**EXERCISE REQUIREMENTS**
Output the data below in full, character for character.

_____

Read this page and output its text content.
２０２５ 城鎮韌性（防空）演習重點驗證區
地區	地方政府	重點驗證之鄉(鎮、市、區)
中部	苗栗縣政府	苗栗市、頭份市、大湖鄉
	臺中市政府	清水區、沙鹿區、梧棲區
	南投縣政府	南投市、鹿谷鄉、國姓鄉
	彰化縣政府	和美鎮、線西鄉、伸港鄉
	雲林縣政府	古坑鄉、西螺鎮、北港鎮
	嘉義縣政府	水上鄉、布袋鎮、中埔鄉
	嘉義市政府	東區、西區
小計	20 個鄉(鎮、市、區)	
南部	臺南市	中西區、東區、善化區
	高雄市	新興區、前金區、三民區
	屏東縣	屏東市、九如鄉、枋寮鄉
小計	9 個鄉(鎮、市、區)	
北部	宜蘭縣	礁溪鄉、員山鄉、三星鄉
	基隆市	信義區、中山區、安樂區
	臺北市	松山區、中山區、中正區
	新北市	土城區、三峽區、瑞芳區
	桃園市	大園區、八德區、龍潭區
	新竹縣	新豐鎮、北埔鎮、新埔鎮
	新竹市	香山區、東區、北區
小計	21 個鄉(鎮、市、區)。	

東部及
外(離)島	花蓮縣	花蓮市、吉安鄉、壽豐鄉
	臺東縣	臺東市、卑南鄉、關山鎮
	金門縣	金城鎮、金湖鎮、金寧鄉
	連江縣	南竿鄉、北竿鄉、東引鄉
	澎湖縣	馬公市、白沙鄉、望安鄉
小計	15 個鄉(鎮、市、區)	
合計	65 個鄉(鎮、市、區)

_____

**SOLUTION**
Read this page and output its text content.
２０２５ 城鎮韌性（防空）演習重點驗證區
地區	地方政府	重點驗證之鄉(鎮、市、區)
中部	苗栗縣政府	苗栗市、頭份市、大湖鄉
	臺中市政府	清水區、沙鹿區、梧棲區
	南投縣政府	南投市、鹿谷鄉、國姓鄉
	彰化縣政府	和美鎮、線西鄉、伸港鄉
	雲林縣政府	古坑鄉、西螺鎮、北港鎮
	嘉義縣政府	水上鄉、布袋鎮、中埔鄉
	嘉義市政府	東區、西區
小計	20 個鄉(鎮、市、區)	
南部	臺南市	中西區、東區、善化區
	高雄市	新興區、前金區、三民區
	屏東縣	屏東市、九如鄉、枋寮鄉
小計	9 個鄉(鎮、市、區)	
北部	宜蘭縣	礁溪鄉、員山鄉、三星鄉
	基隆市	信義區、中山區、安樂區
	臺北市	松山區、中山區、中正區
	新北市	土城區、三峽區、瑞芳區
	桃園市	大園區、八德區、龍潭區
	新竹縣	新豐鎮、北埔鎮、新埔鎮
	新竹市	香山區、東區、北區
小計	21 個鄉(鎮、市、區)。	

東部及
外(離)島	花蓮縣	花蓮市、吉安鄉、壽豐鄉
	臺東縣	臺東市、卑南鄉、關山鎮
	金門縣	金城鎮、金湖鎮、金寧鄉
	連江縣	南竿鄉、北竿鄉、東引鄉
	澎湖縣	馬公市、白沙鄉、望安鄉
小計	15 個鄉(鎮、市、區)	
合計	65 個鄉(鎮、市、區)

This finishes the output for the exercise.